(Dataset listings of figures)
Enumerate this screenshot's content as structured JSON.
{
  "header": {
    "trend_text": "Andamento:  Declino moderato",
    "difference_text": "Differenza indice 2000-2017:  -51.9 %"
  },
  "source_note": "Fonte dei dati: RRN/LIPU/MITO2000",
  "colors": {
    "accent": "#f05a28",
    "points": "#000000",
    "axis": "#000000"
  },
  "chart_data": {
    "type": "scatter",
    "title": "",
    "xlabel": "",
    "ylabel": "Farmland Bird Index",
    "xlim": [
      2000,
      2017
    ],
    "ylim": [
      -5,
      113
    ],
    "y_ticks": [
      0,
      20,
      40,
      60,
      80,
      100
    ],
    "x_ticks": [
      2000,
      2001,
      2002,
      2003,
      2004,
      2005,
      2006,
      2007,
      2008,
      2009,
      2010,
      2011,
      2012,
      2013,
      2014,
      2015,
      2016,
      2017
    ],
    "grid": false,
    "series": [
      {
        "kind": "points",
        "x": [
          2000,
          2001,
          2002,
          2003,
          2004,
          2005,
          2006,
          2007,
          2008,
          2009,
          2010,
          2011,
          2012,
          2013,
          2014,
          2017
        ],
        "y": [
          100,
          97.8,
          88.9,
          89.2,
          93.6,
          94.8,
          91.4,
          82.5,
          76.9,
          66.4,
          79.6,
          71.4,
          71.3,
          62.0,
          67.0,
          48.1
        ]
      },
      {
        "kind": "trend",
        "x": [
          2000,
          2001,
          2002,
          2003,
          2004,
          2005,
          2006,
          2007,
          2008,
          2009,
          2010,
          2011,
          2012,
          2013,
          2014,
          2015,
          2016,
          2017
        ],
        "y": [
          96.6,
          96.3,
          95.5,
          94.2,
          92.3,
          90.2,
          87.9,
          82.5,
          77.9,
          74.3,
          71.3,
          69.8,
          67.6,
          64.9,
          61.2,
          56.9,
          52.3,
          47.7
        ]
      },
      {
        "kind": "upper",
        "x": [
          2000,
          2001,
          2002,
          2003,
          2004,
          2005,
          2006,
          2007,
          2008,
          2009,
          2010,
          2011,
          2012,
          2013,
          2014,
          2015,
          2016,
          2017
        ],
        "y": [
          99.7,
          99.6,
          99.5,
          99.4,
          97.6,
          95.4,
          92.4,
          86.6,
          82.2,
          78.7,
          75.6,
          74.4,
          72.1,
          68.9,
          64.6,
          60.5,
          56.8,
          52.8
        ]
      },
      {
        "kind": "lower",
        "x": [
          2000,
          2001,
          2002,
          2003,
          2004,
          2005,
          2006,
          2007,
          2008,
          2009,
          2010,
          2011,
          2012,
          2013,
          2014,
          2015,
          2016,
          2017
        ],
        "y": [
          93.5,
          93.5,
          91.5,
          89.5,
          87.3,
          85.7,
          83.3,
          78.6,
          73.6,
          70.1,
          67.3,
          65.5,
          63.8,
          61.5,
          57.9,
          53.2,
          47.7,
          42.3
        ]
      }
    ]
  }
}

PROBLEM REQUIREMENTS ->
Identify each line holding the string "kind", and copy it out.

EXERCISE RESULT ->
        "kind": "points",
        "kind": "trend",
        "kind": "upper",
        "kind": "lower",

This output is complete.